● **Task requirements**:
Check each line of the records for "ylabel"; collect those that have it.

● **Dataset records**:
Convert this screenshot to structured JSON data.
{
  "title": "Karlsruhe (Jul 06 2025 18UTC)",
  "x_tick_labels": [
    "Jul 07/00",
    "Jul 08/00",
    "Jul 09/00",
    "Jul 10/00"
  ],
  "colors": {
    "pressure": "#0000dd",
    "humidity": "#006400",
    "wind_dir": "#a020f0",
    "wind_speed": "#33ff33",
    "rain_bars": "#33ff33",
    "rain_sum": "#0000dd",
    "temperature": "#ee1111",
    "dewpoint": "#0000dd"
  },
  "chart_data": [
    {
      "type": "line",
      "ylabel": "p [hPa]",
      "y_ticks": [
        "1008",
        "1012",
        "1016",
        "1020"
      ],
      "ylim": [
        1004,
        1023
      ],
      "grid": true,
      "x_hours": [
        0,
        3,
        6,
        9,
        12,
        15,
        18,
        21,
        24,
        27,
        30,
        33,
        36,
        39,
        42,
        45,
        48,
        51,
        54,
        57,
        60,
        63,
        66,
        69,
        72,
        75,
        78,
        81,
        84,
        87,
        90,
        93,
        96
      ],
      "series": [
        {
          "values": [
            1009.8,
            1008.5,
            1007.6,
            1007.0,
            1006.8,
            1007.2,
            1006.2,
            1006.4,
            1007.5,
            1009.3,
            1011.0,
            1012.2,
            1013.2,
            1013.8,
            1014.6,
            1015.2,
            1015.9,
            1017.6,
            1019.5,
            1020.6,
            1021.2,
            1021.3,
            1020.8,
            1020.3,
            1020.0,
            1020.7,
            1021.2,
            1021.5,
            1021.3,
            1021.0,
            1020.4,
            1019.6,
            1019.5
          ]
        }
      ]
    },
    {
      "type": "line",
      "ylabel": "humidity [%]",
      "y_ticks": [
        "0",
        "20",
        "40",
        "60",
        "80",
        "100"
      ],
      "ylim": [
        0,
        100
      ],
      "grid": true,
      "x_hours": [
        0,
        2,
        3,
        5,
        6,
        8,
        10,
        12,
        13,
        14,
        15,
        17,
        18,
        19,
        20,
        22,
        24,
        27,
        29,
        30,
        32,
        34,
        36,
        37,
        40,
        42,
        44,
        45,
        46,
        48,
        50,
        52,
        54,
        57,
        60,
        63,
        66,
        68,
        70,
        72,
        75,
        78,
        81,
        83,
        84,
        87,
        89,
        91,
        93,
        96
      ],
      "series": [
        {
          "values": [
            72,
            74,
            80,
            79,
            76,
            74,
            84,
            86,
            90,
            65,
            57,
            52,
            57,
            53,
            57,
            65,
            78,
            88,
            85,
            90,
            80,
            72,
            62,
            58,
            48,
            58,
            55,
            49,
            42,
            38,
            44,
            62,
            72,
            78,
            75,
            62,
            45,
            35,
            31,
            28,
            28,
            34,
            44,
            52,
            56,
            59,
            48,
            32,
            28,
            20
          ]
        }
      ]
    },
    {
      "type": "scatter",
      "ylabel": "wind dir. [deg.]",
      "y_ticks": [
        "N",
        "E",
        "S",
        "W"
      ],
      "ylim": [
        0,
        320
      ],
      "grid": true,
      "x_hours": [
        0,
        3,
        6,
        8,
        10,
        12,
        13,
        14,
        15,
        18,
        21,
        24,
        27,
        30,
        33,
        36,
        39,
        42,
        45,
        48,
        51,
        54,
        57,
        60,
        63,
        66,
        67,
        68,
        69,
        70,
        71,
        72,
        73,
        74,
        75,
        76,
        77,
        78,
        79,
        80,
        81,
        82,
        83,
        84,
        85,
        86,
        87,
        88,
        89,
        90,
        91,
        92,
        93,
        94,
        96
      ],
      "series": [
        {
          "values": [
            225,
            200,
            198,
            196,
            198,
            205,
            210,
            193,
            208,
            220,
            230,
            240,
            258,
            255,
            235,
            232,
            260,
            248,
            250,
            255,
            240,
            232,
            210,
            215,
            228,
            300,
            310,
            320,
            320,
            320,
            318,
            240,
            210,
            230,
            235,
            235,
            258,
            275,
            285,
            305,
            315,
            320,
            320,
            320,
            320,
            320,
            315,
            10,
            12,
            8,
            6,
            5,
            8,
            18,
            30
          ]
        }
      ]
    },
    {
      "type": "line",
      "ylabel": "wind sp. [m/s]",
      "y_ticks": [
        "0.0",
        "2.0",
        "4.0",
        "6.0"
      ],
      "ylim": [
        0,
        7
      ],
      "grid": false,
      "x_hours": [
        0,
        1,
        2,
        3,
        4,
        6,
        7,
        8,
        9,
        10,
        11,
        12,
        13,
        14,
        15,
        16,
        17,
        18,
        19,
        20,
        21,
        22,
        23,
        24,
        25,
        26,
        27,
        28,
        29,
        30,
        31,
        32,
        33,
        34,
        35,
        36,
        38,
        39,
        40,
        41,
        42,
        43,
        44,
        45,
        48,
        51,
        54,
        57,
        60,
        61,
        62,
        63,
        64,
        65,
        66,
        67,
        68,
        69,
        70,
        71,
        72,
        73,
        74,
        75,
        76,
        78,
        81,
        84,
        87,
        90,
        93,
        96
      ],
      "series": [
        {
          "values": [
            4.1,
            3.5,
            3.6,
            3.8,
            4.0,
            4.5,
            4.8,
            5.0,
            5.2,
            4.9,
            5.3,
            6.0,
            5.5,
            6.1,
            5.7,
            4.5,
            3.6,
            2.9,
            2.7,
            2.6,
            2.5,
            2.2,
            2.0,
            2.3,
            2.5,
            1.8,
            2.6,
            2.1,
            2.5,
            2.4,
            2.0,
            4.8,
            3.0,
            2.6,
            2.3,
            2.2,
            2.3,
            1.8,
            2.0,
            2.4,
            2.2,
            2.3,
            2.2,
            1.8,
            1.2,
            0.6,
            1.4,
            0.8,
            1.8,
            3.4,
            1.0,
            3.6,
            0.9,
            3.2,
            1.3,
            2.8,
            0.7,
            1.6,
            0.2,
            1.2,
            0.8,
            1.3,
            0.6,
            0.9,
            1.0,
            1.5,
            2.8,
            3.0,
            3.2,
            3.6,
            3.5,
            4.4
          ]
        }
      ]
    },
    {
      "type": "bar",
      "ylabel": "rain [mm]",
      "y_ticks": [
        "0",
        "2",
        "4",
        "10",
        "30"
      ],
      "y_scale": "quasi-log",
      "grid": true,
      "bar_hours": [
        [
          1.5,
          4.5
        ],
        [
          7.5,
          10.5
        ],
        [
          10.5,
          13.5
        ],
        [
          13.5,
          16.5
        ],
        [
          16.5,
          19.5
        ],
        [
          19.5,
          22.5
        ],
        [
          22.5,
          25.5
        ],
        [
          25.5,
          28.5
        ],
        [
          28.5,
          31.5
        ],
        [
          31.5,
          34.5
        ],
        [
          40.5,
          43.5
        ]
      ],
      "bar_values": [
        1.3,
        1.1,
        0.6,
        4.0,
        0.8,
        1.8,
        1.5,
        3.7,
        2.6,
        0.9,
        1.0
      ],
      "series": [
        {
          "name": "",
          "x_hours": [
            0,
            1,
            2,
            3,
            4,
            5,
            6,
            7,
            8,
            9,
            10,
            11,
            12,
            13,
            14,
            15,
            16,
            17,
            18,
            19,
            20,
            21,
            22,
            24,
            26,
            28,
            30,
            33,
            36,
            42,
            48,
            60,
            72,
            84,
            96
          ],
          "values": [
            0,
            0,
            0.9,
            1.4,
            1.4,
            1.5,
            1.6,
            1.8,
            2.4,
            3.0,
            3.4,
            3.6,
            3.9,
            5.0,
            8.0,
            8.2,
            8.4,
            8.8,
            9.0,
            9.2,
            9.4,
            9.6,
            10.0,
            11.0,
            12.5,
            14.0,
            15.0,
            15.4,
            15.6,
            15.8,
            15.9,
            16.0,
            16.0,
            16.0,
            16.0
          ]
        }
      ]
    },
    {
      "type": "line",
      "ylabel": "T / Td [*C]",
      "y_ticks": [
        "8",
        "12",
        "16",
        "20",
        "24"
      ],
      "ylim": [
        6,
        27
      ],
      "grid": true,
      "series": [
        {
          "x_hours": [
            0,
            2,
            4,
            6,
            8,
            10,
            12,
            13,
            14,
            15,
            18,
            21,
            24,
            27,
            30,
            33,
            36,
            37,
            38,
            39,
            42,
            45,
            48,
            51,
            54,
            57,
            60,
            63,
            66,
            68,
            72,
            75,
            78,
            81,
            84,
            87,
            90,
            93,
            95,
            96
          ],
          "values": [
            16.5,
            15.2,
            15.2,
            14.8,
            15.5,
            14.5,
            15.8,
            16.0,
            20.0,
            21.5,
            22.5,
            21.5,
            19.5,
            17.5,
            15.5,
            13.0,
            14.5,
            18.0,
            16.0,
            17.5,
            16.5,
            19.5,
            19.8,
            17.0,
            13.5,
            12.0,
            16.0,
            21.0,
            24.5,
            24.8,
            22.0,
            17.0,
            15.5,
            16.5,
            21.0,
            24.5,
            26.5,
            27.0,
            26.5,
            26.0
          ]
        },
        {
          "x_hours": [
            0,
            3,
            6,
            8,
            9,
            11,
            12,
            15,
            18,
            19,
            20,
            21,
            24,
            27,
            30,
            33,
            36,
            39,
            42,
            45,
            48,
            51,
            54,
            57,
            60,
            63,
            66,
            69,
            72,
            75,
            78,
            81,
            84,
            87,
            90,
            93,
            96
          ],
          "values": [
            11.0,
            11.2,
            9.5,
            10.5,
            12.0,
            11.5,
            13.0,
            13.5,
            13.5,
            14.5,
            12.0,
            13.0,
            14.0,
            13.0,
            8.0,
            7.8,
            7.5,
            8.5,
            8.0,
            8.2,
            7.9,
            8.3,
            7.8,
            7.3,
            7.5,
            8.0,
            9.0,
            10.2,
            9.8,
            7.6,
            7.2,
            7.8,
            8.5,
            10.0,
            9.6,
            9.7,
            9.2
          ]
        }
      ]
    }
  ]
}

● **Result**:
      "ylabel": "p [hPa]",
      "ylabel": "humidity [%]",
      "ylabel": "wind dir. [deg.]",
      "ylabel": "wind sp. [m/s]",
      "ylabel": "rain [mm]",
      "ylabel": "T / Td [*C]",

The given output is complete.